Goal
The records are to be restated in their entirety, word for word.

Recorded information

>>

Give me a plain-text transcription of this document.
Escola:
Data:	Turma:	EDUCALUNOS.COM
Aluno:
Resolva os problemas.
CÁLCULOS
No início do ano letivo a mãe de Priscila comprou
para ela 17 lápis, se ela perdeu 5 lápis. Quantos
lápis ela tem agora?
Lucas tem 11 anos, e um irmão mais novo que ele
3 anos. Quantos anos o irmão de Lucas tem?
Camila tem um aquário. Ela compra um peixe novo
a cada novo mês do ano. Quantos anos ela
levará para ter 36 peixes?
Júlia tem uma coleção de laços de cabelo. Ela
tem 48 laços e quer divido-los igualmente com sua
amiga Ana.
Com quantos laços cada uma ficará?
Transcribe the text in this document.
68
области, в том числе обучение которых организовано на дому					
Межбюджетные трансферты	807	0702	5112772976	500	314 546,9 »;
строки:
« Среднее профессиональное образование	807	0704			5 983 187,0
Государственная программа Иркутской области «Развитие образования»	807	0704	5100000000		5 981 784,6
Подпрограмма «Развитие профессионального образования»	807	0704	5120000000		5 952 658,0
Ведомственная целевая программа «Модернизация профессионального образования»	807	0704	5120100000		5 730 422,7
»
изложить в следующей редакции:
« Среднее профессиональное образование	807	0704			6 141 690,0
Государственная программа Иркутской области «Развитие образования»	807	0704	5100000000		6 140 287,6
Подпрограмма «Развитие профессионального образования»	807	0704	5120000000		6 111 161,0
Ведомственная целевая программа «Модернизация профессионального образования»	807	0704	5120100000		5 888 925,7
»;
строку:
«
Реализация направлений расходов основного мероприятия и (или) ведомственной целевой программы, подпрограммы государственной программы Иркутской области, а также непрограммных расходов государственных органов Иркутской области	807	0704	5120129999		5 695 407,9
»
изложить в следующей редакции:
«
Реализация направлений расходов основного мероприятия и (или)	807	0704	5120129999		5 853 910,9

<<

Exercise answer
Give me a plain-text transcription of this document.
Escola:
Data:	Turma:	EDUCALUNOS.COM
Aluno:
Resolva os problemas.
CÁLCULOS
No início do ano letivo a mãe de Priscila comprou
para ela 17 lápis, se ela perdeu 5 lápis. Quantos
lápis ela tem agora?
Lucas tem 11 anos, e um irmão mais novo que ele
3 anos. Quantos anos o irmão de Lucas tem?
Camila tem um aquário. Ela compra um peixe novo
a cada novo mês do ano. Quantos anos ela
levará para ter 36 peixes?
Júlia tem uma coleção de laços de cabelo. Ela
tem 48 laços e quer divido-los igualmente com sua
amiga Ana.
Com quantos laços cada uma ficará?
Transcribe the text in this document.
68
области, в том числе обучение которых организовано на дому					
Межбюджетные трансферты	807	0702	5112772976	500	314 546,9 »;
строки:
« Среднее профессиональное образование	807	0704			5 983 187,0
Государственная программа Иркутской области «Развитие образования»	807	0704	5100000000		5 981 784,6
Подпрограмма «Развитие профессионального образования»	807	0704	5120000000		5 952 658,0
Ведомственная целевая программа «Модернизация профессионального образования»	807	0704	5120100000		5 730 422,7
»
изложить в следующей редакции:
« Среднее профессиональное образование	807	0704			6 141 690,0
Государственная программа Иркутской области «Развитие образования»	807	0704	5100000000		6 140 287,6
Подпрограмма «Развитие профессионального образования»	807	0704	5120000000		6 111 161,0
Ведомственная целевая программа «Модернизация профессионального образования»	807	0704	5120100000		5 888 925,7
»;
строку:
«
Реализация направлений расходов основного мероприятия и (или) ведомственной целевой программы, подпрограммы государственной программы Иркутской области, а также непрограммных расходов государственных органов Иркутской области	807	0704	5120129999		5 695 407,9
»
изложить в следующей редакции:
«
Реализация направлений расходов основного мероприятия и (или)	807	0704	5120129999		5 853 910,9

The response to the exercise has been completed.